WHAT IS ASKED: Select all lines with the string "enrolment" in them, and copy those lines.

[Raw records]
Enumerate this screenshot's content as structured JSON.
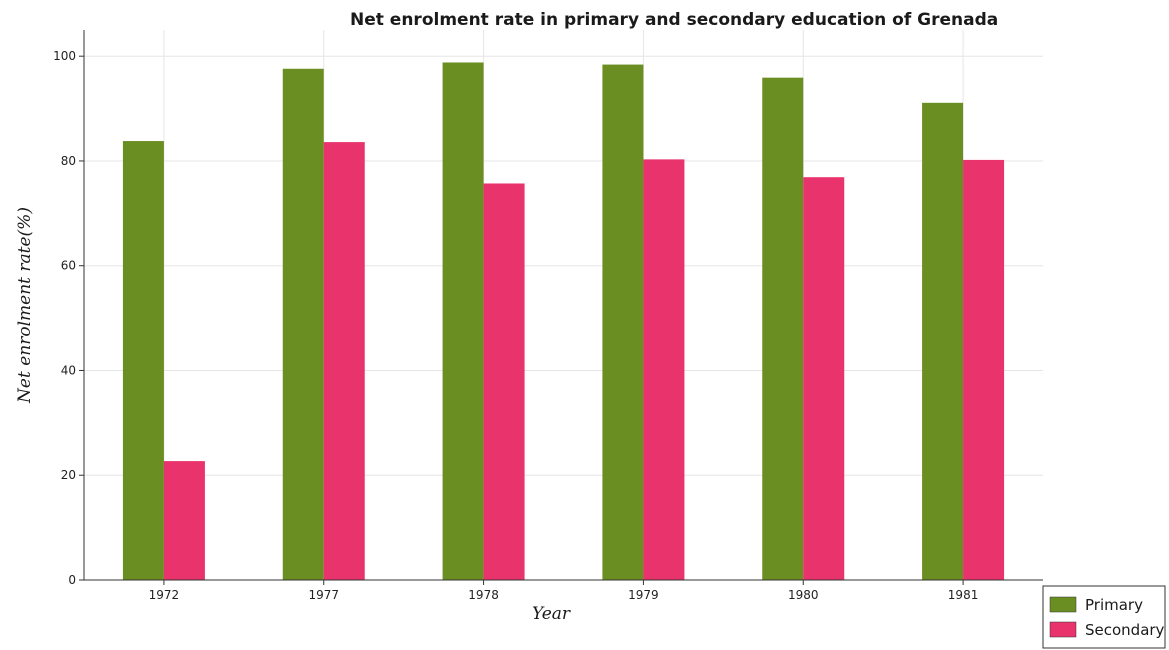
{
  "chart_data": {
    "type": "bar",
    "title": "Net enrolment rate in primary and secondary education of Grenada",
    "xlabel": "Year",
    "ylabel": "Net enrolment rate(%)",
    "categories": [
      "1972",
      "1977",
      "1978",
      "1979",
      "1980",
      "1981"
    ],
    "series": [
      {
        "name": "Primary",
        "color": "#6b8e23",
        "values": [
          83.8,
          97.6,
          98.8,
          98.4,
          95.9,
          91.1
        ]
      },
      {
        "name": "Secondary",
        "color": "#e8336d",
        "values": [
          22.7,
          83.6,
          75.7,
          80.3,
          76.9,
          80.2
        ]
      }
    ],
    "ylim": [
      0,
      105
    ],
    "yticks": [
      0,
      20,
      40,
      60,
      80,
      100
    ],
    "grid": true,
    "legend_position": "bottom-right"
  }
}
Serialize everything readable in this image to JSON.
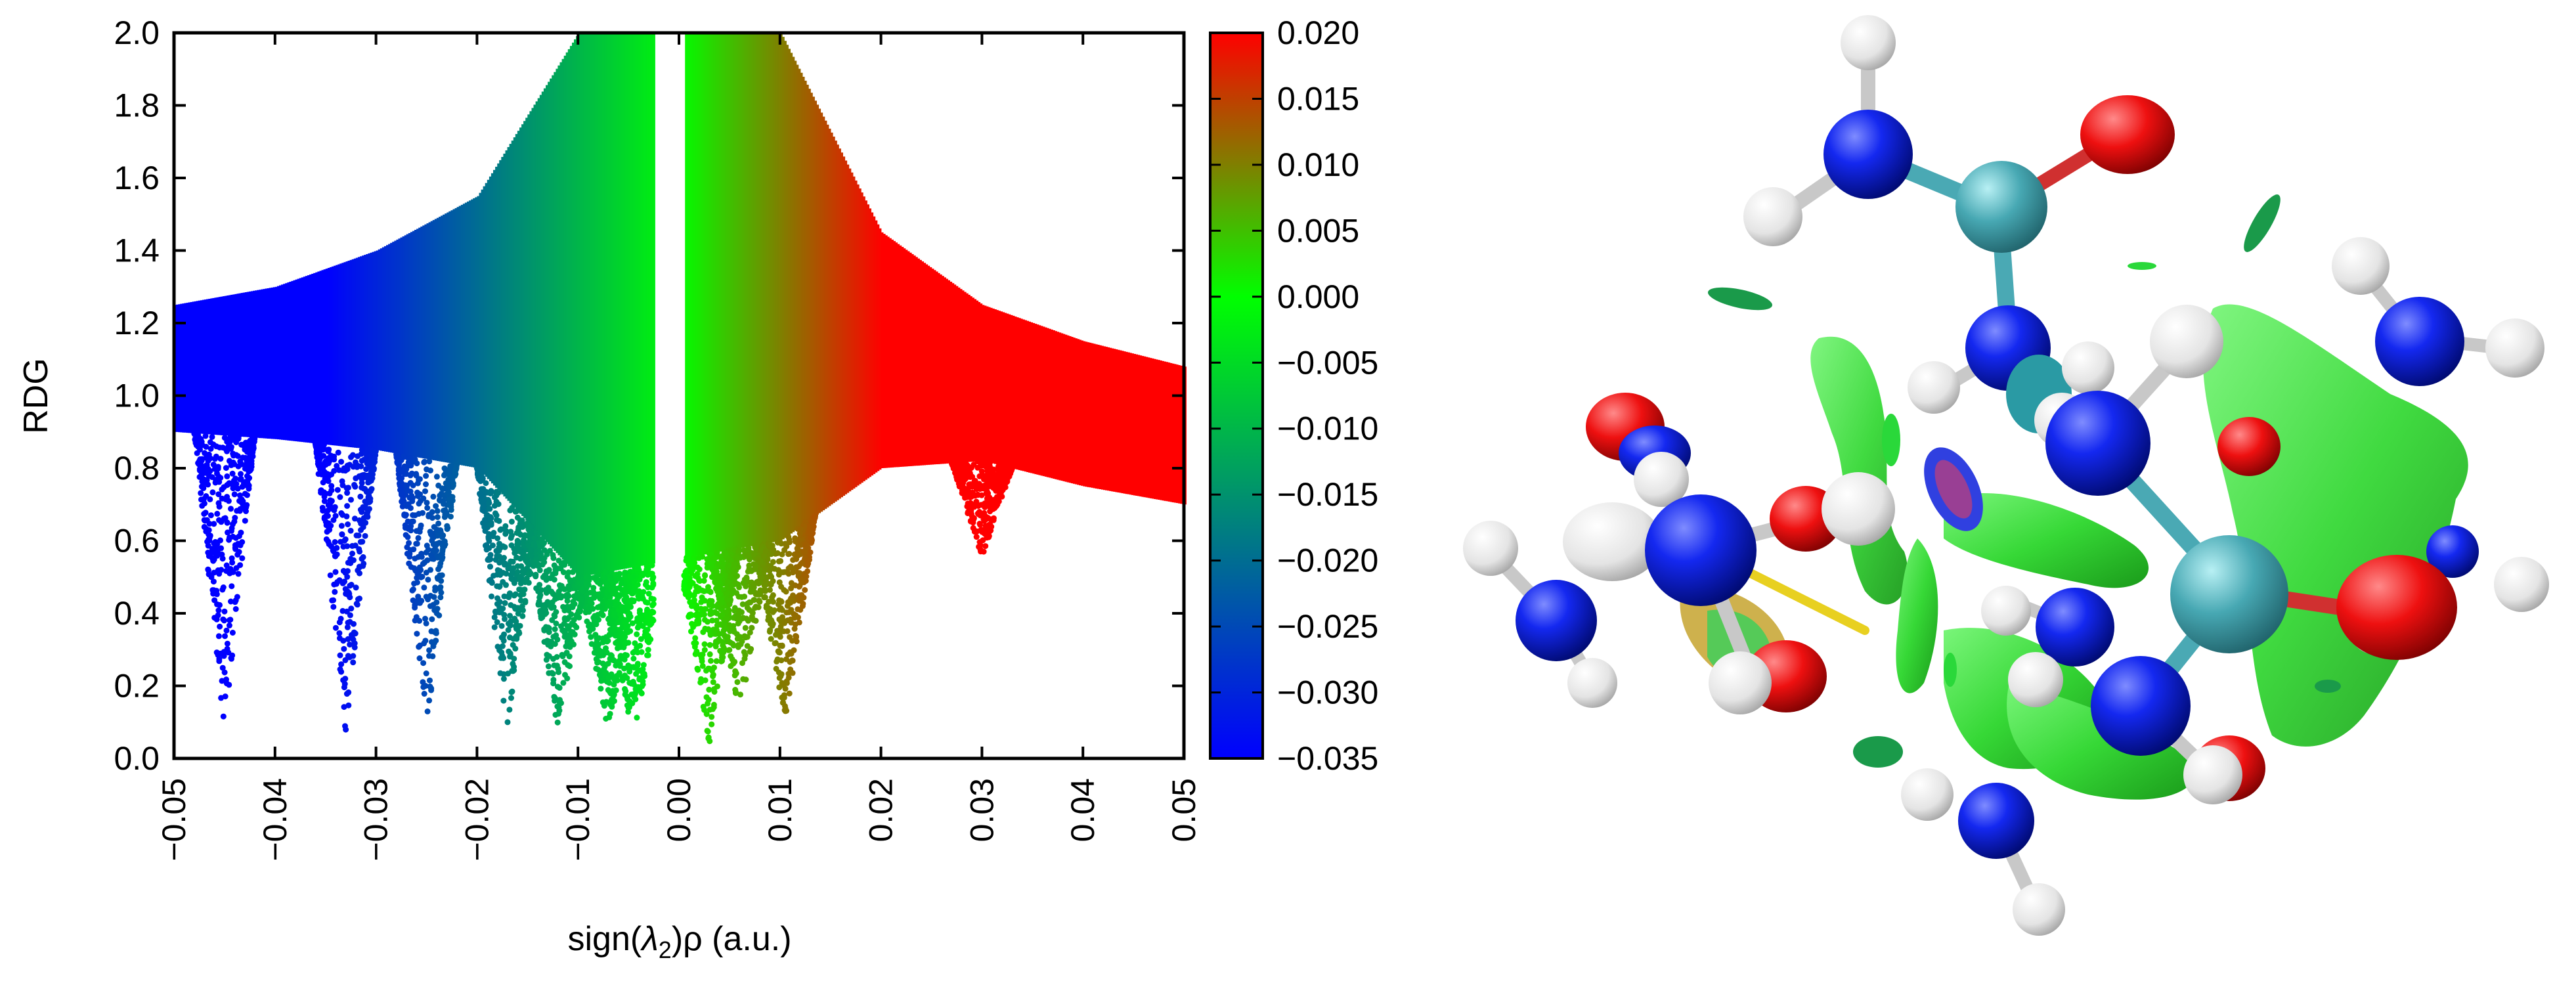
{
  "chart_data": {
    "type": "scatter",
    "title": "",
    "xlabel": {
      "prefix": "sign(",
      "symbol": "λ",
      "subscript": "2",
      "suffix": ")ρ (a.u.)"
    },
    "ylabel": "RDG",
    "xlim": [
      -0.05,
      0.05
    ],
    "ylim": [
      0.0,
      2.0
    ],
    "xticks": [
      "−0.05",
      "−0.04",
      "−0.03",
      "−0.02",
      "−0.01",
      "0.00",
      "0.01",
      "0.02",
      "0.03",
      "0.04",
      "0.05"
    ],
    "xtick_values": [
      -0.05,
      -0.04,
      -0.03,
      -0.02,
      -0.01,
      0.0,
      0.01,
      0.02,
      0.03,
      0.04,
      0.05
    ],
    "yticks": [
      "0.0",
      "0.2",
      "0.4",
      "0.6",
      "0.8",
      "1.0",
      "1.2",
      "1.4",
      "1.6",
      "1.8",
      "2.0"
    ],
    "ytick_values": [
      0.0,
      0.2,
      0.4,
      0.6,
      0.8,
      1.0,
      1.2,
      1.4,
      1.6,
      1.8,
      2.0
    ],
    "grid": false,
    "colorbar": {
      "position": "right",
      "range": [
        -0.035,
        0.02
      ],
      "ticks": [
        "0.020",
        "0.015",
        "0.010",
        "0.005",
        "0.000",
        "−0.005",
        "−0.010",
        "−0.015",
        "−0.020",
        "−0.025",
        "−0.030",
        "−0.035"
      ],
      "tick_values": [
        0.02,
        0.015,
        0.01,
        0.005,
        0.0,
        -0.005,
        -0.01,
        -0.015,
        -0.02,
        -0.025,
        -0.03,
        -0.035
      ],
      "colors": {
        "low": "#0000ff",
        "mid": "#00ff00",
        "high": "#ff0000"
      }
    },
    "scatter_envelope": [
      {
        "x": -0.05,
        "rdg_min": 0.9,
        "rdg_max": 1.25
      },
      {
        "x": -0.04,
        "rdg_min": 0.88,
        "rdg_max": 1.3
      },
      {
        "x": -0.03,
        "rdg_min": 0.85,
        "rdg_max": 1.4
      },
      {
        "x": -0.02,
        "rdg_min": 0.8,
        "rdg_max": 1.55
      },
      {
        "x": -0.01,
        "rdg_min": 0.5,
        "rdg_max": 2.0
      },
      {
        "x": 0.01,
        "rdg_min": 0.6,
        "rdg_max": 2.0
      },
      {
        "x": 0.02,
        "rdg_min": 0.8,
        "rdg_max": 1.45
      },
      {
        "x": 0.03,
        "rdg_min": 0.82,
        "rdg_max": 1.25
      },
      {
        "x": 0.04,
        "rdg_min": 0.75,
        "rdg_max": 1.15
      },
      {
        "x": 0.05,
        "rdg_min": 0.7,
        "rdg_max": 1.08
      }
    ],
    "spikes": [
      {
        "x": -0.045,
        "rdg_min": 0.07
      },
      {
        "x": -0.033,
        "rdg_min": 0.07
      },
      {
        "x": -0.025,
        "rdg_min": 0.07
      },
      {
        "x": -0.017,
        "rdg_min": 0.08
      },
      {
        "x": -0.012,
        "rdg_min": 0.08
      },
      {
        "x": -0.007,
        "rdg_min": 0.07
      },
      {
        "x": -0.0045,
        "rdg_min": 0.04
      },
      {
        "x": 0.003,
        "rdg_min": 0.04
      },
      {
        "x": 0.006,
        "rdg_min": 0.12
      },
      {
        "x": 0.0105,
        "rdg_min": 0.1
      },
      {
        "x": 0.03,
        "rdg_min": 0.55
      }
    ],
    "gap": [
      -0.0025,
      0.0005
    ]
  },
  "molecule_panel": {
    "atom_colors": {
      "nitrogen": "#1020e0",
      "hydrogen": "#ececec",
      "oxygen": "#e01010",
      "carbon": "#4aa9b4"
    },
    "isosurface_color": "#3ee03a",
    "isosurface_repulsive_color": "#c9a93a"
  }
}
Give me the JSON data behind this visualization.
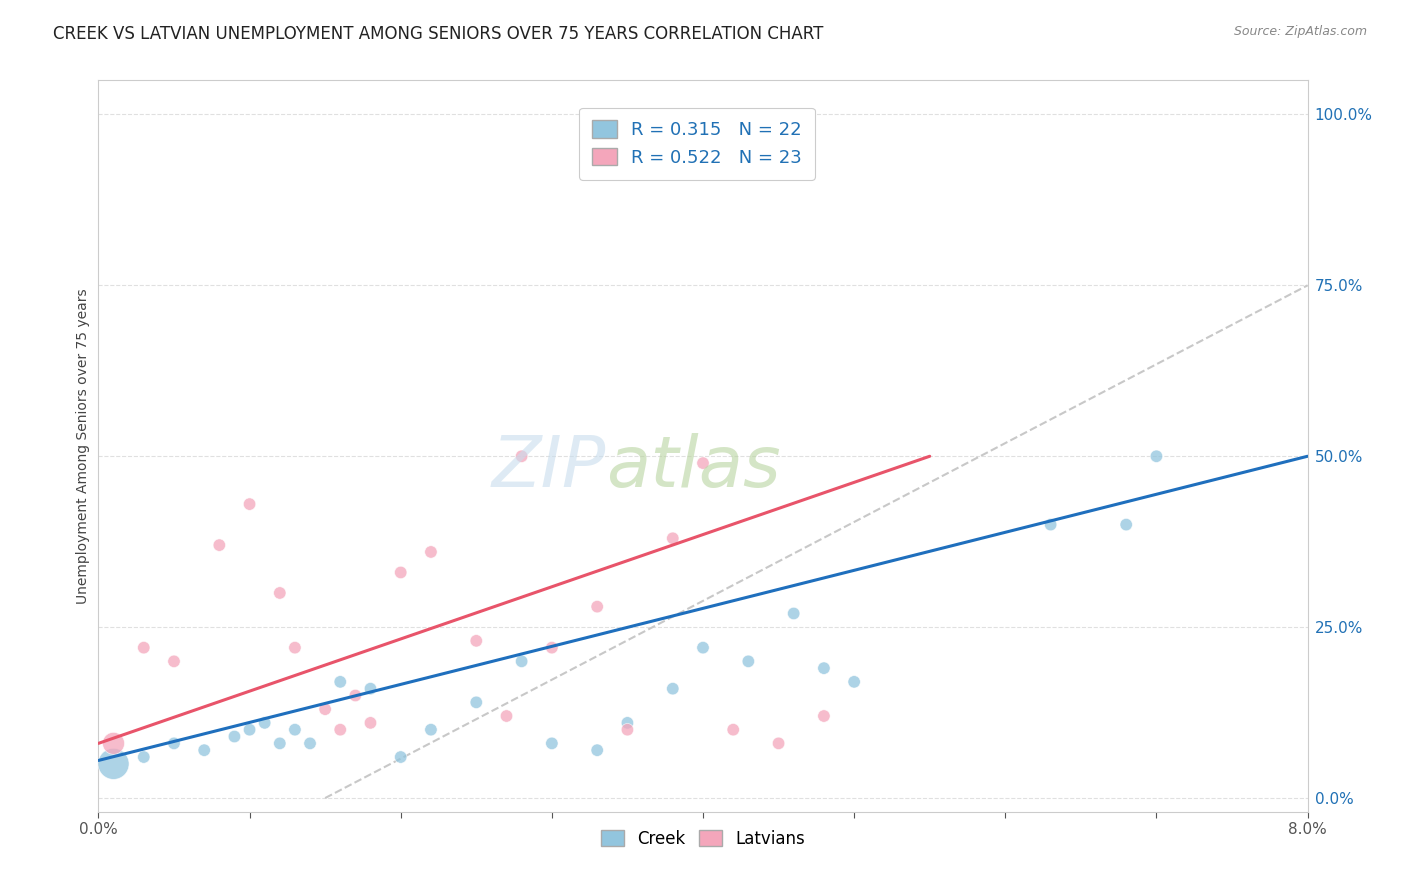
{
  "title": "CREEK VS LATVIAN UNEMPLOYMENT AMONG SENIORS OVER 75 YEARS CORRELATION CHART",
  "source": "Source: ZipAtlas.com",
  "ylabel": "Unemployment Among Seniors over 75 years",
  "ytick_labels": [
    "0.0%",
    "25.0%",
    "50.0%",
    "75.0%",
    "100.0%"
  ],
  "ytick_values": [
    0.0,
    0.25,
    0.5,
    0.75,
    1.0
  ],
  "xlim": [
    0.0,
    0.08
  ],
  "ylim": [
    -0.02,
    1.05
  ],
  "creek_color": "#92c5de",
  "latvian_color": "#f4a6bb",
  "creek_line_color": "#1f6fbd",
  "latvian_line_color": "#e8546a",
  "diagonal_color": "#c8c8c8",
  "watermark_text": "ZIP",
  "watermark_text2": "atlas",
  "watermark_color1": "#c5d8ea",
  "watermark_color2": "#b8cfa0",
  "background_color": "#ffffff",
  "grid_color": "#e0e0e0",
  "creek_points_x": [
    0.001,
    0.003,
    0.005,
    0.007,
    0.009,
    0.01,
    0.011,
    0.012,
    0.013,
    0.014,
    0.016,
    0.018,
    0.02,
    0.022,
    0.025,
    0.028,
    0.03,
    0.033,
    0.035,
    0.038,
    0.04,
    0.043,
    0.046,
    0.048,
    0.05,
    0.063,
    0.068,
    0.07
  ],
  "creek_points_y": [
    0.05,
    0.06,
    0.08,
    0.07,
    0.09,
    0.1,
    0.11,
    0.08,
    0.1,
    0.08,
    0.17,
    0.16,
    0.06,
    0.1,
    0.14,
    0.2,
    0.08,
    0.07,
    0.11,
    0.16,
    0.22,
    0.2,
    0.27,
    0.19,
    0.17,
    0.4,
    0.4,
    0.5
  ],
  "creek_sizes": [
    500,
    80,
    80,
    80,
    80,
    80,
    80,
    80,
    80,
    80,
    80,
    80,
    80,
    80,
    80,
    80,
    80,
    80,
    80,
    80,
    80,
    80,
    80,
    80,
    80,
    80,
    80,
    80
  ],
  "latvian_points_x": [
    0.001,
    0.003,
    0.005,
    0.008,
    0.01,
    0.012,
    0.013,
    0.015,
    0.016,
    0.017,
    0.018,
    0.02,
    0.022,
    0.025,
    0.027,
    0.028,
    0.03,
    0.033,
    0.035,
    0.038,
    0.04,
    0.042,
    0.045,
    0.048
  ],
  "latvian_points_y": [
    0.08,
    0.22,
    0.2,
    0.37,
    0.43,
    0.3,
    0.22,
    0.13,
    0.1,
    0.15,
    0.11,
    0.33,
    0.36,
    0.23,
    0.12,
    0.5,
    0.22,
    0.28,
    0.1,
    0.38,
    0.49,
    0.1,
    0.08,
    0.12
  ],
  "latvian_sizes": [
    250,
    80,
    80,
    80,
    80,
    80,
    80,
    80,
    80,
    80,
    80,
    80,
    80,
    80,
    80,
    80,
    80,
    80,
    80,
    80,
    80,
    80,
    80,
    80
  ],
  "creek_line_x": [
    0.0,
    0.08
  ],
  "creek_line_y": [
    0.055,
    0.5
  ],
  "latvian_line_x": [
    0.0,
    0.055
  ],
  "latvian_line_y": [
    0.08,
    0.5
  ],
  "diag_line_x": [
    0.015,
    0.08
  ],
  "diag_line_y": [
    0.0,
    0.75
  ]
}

SOLUTION TO THE PROBLEM:
    "title": "Net enrolment rate in primary and secondary education of Grenada",
    "ylabel": "Net enrolment rate(%)",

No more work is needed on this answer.